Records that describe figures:

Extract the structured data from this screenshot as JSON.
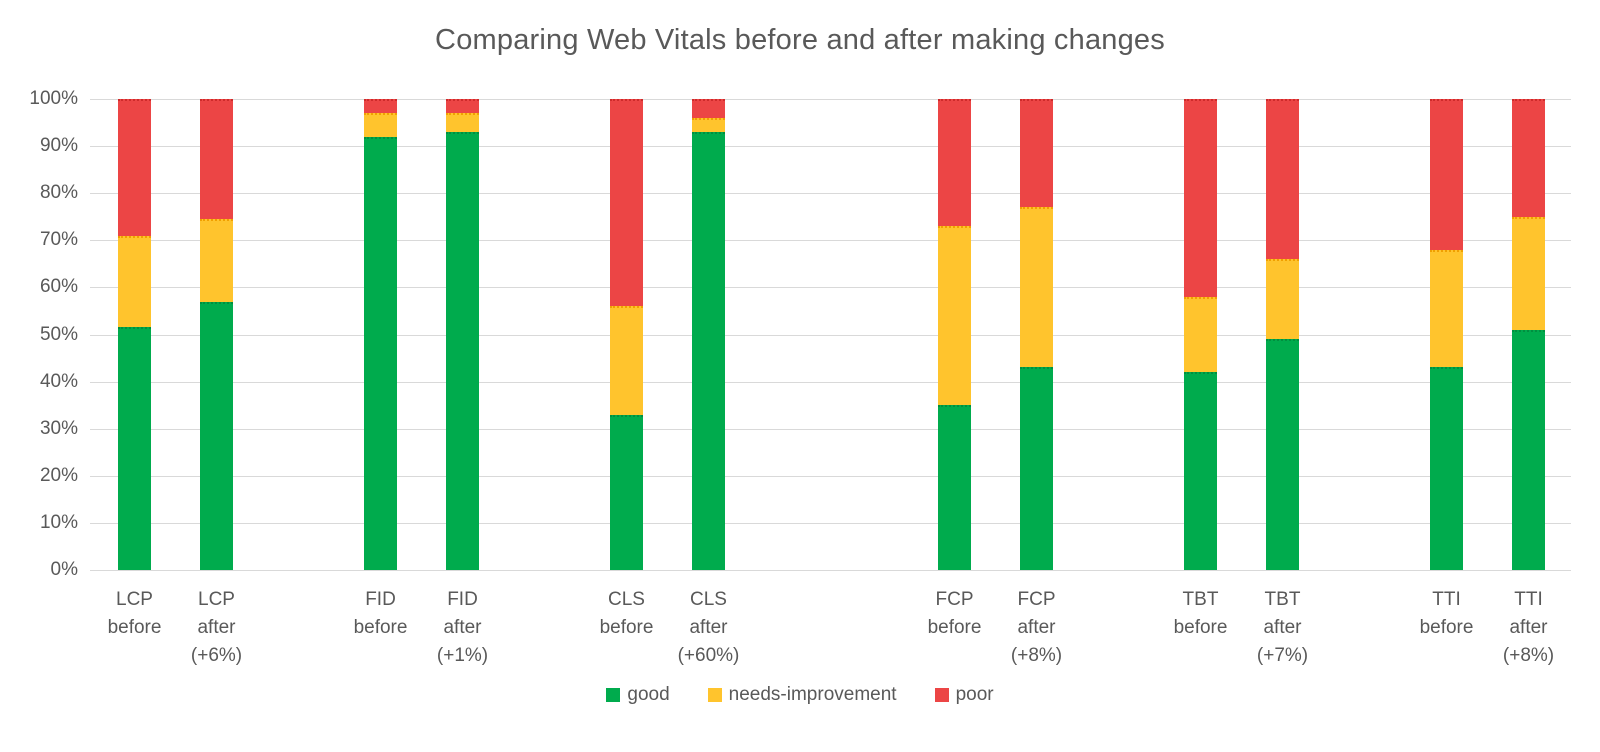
{
  "title": "Comparing Web Vitals before and after making changes",
  "colors": {
    "good": {
      "fill": "#00AB4D",
      "dot": "#008F40"
    },
    "needs_improvement": {
      "fill": "#FFC42D",
      "dot": "#F09F00"
    },
    "poor": {
      "fill": "#EC4545",
      "dot": "#CE2B2B"
    },
    "text": "#595959",
    "gridline": "#D9D9D9"
  },
  "chart_data": {
    "type": "bar",
    "stacked": true,
    "orientation": "vertical",
    "unit": "%",
    "title": "Comparing Web Vitals before and after making changes",
    "xlabel": "",
    "ylabel": "",
    "y_axis": {
      "min": 0,
      "max": 100,
      "step": 10,
      "tick_labels": [
        "0%",
        "10%",
        "20%",
        "30%",
        "40%",
        "50%",
        "60%",
        "70%",
        "80%",
        "90%",
        "100%"
      ],
      "grid": true
    },
    "legend_position": "bottom-center",
    "series": [
      {
        "name": "good",
        "key": "good"
      },
      {
        "name": "needs-improvement",
        "key": "needs_improvement"
      },
      {
        "name": "poor",
        "key": "poor"
      }
    ],
    "bars": [
      {
        "label_lines": [
          "LCP",
          "before"
        ],
        "slot": 0,
        "good": 51.5,
        "needs_improvement": 19.5,
        "poor": 29
      },
      {
        "label_lines": [
          "LCP",
          "after",
          "(+6%)"
        ],
        "slot": 1,
        "good": 57,
        "needs_improvement": 17.5,
        "poor": 25.5
      },
      {
        "label_lines": [
          "FID",
          "before"
        ],
        "slot": 3,
        "good": 92,
        "needs_improvement": 5,
        "poor": 3
      },
      {
        "label_lines": [
          "FID",
          "after",
          "(+1%)"
        ],
        "slot": 4,
        "good": 93,
        "needs_improvement": 4,
        "poor": 3
      },
      {
        "label_lines": [
          "CLS",
          "before"
        ],
        "slot": 6,
        "good": 33,
        "needs_improvement": 23,
        "poor": 44
      },
      {
        "label_lines": [
          "CLS",
          "after",
          "(+60%)"
        ],
        "slot": 7,
        "good": 93,
        "needs_improvement": 3,
        "poor": 4
      },
      {
        "label_lines": [
          "FCP",
          "before"
        ],
        "slot": 10,
        "good": 35,
        "needs_improvement": 38,
        "poor": 27
      },
      {
        "label_lines": [
          "FCP",
          "after",
          "(+8%)"
        ],
        "slot": 11,
        "good": 43,
        "needs_improvement": 34,
        "poor": 23
      },
      {
        "label_lines": [
          "TBT",
          "before"
        ],
        "slot": 13,
        "good": 42,
        "needs_improvement": 16,
        "poor": 42
      },
      {
        "label_lines": [
          "TBT",
          "after",
          "(+7%)"
        ],
        "slot": 14,
        "good": 49,
        "needs_improvement": 17,
        "poor": 34
      },
      {
        "label_lines": [
          "TTI",
          "before"
        ],
        "slot": 16,
        "good": 43,
        "needs_improvement": 25,
        "poor": 32
      },
      {
        "label_lines": [
          "TTI",
          "after",
          "(+8%)"
        ],
        "slot": 17,
        "good": 51,
        "needs_improvement": 24,
        "poor": 25
      }
    ]
  }
}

• [GIVEN INSTRUCTION]
Which lines contain "changes"? Show each of them.

• [FINAL RESULT]
  "title": "Comparing Web Vitals before and after making changes",
    "title": "Comparing Web Vitals before and after making changes",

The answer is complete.